Stored items:
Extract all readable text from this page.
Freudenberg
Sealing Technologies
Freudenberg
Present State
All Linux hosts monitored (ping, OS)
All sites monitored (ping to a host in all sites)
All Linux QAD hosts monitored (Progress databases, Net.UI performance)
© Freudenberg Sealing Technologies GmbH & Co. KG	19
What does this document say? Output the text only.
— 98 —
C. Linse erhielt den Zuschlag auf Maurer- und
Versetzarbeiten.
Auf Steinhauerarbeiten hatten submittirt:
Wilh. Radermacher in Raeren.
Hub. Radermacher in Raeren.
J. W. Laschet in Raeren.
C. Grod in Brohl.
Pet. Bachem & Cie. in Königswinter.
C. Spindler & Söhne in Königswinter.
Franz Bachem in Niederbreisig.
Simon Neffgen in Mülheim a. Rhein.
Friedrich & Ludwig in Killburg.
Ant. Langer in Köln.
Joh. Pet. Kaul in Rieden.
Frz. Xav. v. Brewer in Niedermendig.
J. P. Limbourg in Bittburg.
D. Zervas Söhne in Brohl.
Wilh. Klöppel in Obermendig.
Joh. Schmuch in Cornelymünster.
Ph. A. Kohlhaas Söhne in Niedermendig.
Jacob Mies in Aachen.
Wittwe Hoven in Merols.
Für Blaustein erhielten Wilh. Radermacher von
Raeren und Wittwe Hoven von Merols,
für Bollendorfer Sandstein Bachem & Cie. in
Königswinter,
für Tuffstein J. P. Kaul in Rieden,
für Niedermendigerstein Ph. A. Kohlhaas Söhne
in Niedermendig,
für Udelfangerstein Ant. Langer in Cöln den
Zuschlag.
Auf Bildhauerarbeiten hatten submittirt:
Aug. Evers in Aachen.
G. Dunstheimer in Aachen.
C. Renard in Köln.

__What the exercise asks__:
Check each line of the records above for the string "Merols", and report every line that has it.

__Problem solution__:
Wittwe Hoven in Merols.
Raeren und Wittwe Hoven von Merols,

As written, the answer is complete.